(Extracted data entries)

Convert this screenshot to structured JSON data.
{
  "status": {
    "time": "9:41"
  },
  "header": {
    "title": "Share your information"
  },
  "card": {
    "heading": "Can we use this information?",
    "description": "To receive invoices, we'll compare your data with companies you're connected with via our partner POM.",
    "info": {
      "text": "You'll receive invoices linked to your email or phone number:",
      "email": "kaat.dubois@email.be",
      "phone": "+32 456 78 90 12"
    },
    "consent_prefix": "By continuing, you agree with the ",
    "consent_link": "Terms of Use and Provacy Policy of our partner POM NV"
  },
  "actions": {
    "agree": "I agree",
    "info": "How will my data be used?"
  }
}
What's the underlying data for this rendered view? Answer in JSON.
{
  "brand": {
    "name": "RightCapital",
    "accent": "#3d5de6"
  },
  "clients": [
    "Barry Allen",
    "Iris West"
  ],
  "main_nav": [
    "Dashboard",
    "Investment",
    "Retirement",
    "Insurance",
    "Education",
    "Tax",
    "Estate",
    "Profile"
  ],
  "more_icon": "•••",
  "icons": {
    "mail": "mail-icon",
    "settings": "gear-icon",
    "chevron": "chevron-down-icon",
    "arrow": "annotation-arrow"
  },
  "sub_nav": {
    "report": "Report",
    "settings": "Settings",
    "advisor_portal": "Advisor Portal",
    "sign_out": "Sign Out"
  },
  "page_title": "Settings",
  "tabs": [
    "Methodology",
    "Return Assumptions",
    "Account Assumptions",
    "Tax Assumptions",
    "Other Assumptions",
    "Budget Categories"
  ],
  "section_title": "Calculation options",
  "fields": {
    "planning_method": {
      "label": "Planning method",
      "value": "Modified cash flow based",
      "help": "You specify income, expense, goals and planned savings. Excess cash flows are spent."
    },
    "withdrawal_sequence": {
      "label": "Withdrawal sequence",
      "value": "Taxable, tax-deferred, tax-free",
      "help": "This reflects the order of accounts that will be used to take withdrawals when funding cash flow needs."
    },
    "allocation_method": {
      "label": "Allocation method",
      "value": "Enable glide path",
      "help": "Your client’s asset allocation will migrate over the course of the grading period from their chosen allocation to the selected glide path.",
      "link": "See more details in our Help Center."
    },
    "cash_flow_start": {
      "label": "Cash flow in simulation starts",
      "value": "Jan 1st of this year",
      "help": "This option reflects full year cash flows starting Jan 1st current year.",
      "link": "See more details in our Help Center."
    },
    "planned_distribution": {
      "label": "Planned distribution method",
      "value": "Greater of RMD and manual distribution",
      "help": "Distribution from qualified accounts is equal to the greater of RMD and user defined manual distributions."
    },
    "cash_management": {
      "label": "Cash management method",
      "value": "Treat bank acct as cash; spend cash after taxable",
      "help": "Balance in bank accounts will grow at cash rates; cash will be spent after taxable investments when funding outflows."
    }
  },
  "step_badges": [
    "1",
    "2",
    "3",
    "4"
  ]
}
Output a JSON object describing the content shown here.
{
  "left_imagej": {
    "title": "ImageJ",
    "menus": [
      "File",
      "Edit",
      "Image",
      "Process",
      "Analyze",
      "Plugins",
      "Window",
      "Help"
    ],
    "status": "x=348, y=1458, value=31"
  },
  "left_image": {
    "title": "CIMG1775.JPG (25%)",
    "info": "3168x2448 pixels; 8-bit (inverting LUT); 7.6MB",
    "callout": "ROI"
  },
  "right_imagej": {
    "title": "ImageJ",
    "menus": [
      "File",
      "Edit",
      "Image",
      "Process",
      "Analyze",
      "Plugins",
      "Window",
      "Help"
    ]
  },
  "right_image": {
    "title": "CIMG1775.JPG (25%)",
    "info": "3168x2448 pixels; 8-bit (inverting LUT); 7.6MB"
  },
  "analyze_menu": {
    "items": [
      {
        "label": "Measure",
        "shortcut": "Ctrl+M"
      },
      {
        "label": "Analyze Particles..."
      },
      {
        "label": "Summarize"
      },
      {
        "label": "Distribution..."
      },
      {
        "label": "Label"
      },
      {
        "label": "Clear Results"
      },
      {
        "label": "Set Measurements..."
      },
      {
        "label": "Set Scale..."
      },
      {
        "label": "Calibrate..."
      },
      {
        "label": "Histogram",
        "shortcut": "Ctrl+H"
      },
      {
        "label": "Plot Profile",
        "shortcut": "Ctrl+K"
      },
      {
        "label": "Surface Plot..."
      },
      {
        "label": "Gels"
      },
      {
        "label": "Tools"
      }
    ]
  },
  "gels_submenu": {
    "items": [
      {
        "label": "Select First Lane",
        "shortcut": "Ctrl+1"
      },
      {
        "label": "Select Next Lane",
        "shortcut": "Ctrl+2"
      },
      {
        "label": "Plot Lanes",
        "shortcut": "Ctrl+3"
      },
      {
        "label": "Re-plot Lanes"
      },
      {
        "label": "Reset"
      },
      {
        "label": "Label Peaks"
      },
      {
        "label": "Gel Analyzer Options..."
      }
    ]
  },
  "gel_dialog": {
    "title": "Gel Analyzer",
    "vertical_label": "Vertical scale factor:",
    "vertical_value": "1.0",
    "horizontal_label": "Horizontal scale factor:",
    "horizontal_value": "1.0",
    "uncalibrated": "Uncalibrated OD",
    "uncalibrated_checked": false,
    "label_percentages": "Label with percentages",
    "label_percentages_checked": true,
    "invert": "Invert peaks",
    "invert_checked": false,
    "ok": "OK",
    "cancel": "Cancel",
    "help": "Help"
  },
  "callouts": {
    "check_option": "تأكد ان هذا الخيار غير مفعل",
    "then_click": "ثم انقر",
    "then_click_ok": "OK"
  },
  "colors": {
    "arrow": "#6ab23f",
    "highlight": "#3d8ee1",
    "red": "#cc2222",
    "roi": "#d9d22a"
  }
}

» **WHAT IS EXPECTED**
Report how many lines in the records above contain the word "spent", giving only the number.

» **ANSWER**
2